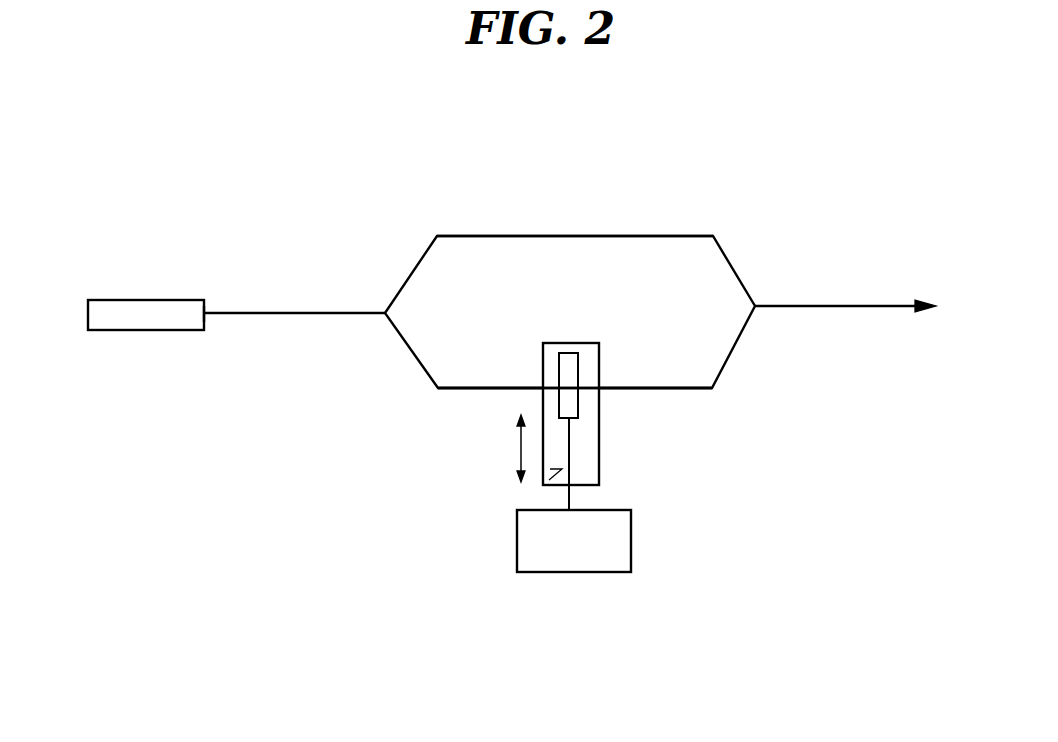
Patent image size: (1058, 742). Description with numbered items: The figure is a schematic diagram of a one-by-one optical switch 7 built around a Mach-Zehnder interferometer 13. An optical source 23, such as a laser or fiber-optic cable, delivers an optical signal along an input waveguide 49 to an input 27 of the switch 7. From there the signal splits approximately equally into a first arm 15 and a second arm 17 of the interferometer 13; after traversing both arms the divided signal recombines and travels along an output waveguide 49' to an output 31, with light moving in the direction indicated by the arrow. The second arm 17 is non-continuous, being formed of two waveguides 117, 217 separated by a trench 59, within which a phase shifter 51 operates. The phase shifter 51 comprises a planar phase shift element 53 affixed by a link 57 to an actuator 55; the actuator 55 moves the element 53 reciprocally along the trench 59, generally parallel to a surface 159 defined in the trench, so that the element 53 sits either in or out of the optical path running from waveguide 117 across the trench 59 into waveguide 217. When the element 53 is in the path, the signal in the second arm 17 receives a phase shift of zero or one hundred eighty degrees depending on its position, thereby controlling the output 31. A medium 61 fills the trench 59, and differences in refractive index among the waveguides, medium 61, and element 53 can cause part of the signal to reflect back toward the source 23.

The optical switch 7 is at (520, 308).
The Mach-Zehnder interferometer 13 is at (568, 305).
The first arm 15 is at (480, 233).
The second arm 17 is at (450, 393).
The waveguide 117 is at (515, 387).
The waveguide 217 is at (628, 385).
The optical source 23 is at (120, 317).
The input 27 is at (212, 317).
The output 31 is at (876, 307).
The input waveguide 49 is at (294, 273).
The output waveguide 49' is at (837, 273).
The phase shifter 51 is at (601, 489).
The phase shift element 53 is at (567, 375).
The actuator 55 is at (607, 553).
The link 57 is at (572, 493).
The trench 59 is at (600, 447).
The medium 61 is at (560, 470).
The surface 159 is at (588, 410).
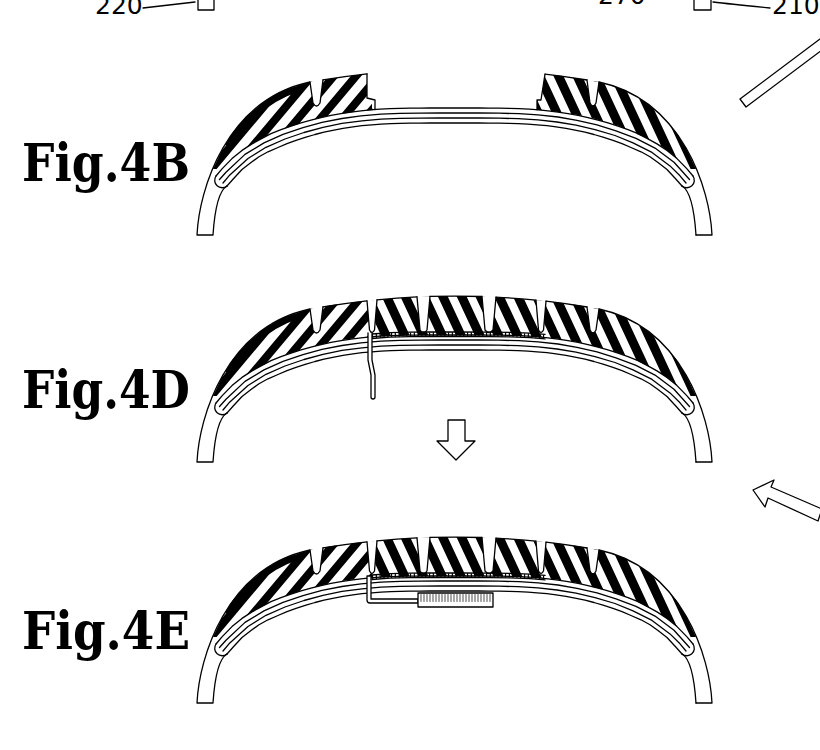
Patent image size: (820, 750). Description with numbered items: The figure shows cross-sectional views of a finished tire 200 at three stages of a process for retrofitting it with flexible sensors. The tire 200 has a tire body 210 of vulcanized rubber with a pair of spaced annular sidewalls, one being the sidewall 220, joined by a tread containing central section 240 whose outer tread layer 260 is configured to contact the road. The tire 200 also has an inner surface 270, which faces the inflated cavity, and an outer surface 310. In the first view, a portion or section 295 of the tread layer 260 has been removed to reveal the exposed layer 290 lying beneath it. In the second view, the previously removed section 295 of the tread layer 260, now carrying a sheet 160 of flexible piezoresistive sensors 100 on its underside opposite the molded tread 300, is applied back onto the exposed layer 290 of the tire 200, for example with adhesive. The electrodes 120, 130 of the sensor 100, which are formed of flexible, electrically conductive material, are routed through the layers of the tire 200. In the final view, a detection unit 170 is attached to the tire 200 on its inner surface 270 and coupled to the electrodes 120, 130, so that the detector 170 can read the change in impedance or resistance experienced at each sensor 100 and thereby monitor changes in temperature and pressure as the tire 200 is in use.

In FIG. 4B, the tire 200 is at (213, 108).
In FIG. 4D, the tire 200 is at (451, 349).
In FIG. 4E, the tire 200 is at (451, 594).
In FIG. 4B, the tire body 210 is at (712, 218).
In FIG. 4D, the tire body 210 is at (709, 392).
In FIG. 4E, the tire body 210 is at (709, 633).
In FIG. 4B, the sidewall 220 is at (199, 218).
In FIG. 4D, the sidewall 220 is at (202, 392).
In FIG. 4E, the sidewall 220 is at (202, 633).
In FIG. 4B, the central section 240 is at (432, 100).
In FIG. 4D, the central section 240 is at (432, 324).
In FIG. 4E, the central section 240 is at (432, 570).
In FIG. 4B, the outer tread layer 260 is at (357, 72).
In FIG. 4D, the outer tread layer 260 is at (525, 261).
In FIG. 4E, the outer tread layer 260 is at (524, 506).
In FIG. 4B, the inner surface 270 is at (692, 198).
In FIG. 4D, the inner surface 270 is at (647, 431).
In FIG. 4E, the inner surface 270 is at (647, 672).
In FIG. 4B, the exposed layer 290 is at (474, 108).
In FIG. 4D, the section of the tread layer 295 is at (389, 273).
In FIG. 4E, the section of the tread layer 295 is at (344, 527).
In FIG. 4B, the tread 300 is at (315, 84).
In FIG. 4D, the tread 300 is at (441, 277).
In FIG. 4E, the tread 300 is at (409, 529).
In FIG. 4B, the outer surface 310 is at (704, 190).
In FIG. 4D, the outer surface 310 is at (745, 426).
In FIG. 4E, the outer surface 310 is at (745, 667).
In FIG. 4D, the flexible sensor 100 is at (472, 371).
In FIG. 4E, the flexible sensor 100 is at (481, 617).
In FIG. 4D, the sheet of sensors 160 is at (458, 335).
In FIG. 4E, the sheet of sensors 160 is at (458, 576).
In FIG. 4D, the electrode 120 is at (320, 384).
In FIG. 4E, the electrode 120 is at (371, 623).
In FIG. 4D, the electrode 130 is at (371, 366).
In FIG. 4E, the electrode 130 is at (392, 589).
In FIG. 4E, the detection unit 170 is at (455, 652).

■ TASK TO CARRY OUT: Pull out each line of the entries above that contains the word "shifter", copying it in full.

■ COMPLETE OUTPUT:
Patent image size: (1058, 742). Description with numbered items: The figure is a schematic diagram of a one-by-one optical switch 7 built around a Mach-Zehnder interferometer 13. An optical source 23, such as a laser or fiber-optic cable, delivers an optical signal along an input waveguide 49 to an input 27 of the switch 7. From there the signal splits approximately equally into a first arm 15 and a second arm 17 of the interferometer 13; after traversing both arms the divided signal recombines and travels along an output waveguide 49' to an output 31, with light moving in the direction indicated by the arrow. The second arm 17 is non-continuous, being formed of two waveguides 117, 217 separated by a trench 59, within which a phase shifter 51 operates. The phase shifter 51 comprises a planar phase shift element 53 affixed by a link 57 to an actuator 55; the actuator 55 moves the element 53 reciprocally along the trench 59, generally parallel to a surface 159 defined in the trench, so that the element 53 sits either in or out of the optical path running from waveguide 117 across the trench 59 into waveguide 217. When the element 53 is in the path, the signal in the second arm 17 receives a phase shift of zero or one hundred eighty degrees depending on its position, thereby controlling the output 31. A medium 61 fills the trench 59, and differences in refractive index among the waveguides, medium 61, and element 53 can cause part of the signal to reflect back toward the source 23.
The phase shifter 51 is at (601, 489).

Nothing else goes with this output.